- Exercise aim
Below are some records; reproduce every one of them exactly.

- Exercise inputs
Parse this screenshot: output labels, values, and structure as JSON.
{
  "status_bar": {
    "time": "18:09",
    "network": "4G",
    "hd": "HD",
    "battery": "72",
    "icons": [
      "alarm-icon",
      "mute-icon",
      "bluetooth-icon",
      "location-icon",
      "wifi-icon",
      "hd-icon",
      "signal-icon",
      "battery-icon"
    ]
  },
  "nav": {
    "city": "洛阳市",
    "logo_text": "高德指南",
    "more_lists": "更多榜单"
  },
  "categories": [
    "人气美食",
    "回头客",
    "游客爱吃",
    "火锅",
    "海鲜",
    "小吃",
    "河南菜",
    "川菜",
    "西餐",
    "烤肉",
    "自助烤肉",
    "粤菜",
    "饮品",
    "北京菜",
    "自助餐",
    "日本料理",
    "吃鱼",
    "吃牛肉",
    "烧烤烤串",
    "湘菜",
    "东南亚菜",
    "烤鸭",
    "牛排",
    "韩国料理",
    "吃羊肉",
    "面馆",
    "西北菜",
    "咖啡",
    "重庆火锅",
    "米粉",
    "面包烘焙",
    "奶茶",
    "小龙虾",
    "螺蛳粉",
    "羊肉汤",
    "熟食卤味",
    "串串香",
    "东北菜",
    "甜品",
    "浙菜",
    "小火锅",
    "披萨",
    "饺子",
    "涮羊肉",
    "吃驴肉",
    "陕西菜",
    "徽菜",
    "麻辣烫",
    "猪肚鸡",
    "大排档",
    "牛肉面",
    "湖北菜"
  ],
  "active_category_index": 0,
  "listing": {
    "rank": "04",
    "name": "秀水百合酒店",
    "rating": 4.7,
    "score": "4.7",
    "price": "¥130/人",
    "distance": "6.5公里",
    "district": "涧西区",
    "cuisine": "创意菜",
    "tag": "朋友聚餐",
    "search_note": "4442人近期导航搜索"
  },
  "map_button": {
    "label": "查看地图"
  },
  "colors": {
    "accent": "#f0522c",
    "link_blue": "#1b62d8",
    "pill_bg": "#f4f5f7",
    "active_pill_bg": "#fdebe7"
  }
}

- Solution for this exercise
Parse this screenshot: output labels, values, and structure as JSON.
{
  "status_bar": {
    "time": "18:09",
    "network": "4G",
    "hd": "HD",
    "battery": "72",
    "icons": [
      "alarm-icon",
      "mute-icon",
      "bluetooth-icon",
      "location-icon",
      "wifi-icon",
      "hd-icon",
      "signal-icon",
      "battery-icon"
    ]
  },
  "nav": {
    "city": "洛阳市",
    "logo_text": "高德指南",
    "more_lists": "更多榜单"
  },
  "categories": [
    "人气美食",
    "回头客",
    "游客爱吃",
    "火锅",
    "海鲜",
    "小吃",
    "河南菜",
    "川菜",
    "西餐",
    "烤肉",
    "自助烤肉",
    "粤菜",
    "饮品",
    "北京菜",
    "自助餐",
    "日本料理",
    "吃鱼",
    "吃牛肉",
    "烧烤烤串",
    "湘菜",
    "东南亚菜",
    "烤鸭",
    "牛排",
    "韩国料理",
    "吃羊肉",
    "面馆",
    "西北菜",
    "咖啡",
    "重庆火锅",
    "米粉",
    "面包烘焙",
    "奶茶",
    "小龙虾",
    "螺蛳粉",
    "羊肉汤",
    "熟食卤味",
    "串串香",
    "东北菜",
    "甜品",
    "浙菜",
    "小火锅",
    "披萨",
    "饺子",
    "涮羊肉",
    "吃驴肉",
    "陕西菜",
    "徽菜",
    "麻辣烫",
    "猪肚鸡",
    "大排档",
    "牛肉面",
    "湖北菜"
  ],
  "active_category_index": 0,
  "listing": {
    "rank": "04",
    "name": "秀水百合酒店",
    "rating": 4.7,
    "score": "4.7",
    "price": "¥130/人",
    "distance": "6.5公里",
    "district": "涧西区",
    "cuisine": "创意菜",
    "tag": "朋友聚餐",
    "search_note": "4442人近期导航搜索"
  },
  "map_button": {
    "label": "查看地图"
  },
  "colors": {
    "accent": "#f0522c",
    "link_blue": "#1b62d8",
    "pill_bg": "#f4f5f7",
    "active_pill_bg": "#fdebe7"
  }
}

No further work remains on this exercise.